(Records shown)
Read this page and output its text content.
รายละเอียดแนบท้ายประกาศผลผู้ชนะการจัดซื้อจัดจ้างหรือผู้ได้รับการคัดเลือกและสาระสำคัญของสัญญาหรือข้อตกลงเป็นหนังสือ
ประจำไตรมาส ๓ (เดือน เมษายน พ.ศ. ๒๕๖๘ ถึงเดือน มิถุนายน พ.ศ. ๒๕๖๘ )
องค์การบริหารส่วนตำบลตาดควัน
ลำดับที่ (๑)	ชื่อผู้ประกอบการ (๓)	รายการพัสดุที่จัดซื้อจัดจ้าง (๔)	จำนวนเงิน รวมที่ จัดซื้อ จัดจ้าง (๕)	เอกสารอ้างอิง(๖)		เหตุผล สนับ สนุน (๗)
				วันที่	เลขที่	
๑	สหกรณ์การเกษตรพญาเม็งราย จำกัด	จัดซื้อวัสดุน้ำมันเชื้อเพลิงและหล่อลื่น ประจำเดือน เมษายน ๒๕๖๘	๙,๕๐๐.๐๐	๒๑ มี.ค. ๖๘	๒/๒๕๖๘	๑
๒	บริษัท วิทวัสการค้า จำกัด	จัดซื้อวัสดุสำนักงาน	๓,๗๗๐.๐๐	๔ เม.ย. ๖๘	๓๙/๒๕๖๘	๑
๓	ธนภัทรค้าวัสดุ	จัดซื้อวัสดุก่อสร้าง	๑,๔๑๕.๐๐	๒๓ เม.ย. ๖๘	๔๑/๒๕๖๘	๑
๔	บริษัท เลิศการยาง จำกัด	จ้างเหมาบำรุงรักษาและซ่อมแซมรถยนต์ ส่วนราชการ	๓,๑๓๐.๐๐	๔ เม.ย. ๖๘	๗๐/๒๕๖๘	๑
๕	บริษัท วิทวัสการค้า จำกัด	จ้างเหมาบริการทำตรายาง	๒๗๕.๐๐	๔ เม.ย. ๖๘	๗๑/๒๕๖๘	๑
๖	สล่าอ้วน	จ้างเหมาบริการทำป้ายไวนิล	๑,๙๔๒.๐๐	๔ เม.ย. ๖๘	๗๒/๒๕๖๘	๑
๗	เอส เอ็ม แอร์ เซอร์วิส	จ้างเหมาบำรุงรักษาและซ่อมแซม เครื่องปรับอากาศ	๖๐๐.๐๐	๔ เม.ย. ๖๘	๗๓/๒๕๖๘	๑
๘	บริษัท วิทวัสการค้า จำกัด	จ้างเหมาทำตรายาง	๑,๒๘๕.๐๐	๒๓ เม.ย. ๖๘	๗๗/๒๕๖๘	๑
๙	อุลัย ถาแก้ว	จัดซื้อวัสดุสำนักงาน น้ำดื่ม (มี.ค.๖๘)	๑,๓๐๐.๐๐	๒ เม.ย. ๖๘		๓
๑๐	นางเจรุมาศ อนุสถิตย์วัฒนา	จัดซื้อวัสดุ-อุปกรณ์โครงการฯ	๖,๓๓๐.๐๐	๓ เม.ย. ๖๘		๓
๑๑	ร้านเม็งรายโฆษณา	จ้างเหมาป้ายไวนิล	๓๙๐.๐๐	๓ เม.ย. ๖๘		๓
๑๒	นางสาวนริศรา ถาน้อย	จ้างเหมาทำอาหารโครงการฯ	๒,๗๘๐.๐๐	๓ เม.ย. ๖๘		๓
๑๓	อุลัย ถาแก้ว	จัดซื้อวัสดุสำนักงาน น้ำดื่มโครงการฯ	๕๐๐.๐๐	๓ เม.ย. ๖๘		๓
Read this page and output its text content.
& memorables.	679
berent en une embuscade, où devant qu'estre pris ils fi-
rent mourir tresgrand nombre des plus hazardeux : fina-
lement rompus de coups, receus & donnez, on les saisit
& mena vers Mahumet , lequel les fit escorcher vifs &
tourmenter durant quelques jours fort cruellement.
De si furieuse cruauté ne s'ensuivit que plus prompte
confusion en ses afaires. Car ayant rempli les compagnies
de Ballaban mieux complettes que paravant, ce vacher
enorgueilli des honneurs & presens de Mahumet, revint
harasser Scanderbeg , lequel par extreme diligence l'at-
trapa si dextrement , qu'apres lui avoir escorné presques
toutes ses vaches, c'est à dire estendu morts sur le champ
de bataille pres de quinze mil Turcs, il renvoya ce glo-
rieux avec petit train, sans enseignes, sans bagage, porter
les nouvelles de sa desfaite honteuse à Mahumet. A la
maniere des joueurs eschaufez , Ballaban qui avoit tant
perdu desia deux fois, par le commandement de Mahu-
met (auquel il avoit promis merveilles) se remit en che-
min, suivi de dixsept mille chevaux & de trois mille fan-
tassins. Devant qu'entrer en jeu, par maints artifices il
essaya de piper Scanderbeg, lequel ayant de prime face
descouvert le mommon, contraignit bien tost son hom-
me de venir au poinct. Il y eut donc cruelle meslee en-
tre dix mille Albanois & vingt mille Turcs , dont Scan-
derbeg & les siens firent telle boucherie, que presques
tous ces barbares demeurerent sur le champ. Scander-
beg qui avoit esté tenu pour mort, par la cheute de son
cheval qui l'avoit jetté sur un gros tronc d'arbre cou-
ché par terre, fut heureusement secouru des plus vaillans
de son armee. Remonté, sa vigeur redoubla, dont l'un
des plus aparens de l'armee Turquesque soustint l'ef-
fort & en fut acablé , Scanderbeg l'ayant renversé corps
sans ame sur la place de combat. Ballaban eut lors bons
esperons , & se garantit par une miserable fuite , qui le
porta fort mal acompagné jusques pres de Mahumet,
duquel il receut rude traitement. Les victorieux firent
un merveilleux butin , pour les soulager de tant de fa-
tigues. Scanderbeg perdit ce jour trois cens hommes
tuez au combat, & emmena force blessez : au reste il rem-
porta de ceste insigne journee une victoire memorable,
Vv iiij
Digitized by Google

(Request)
Read the entries and show each line that mentions "ถาแก".

(Response to this exercise)
๙	อุลัย ถาแก้ว	จัดซื้อวัสดุสำนักงาน น้ำดื่ม (มี.ค.๖๘)	๑,๓๐๐.๐๐	๒ เม.ย. ๖๘		๓
๑๓	อุลัย ถาแก้ว	จัดซื้อวัสดุสำนักงาน น้ำดื่มโครงการฯ	๕๐๐.๐๐	๓ เม.ย. ๖๘		๓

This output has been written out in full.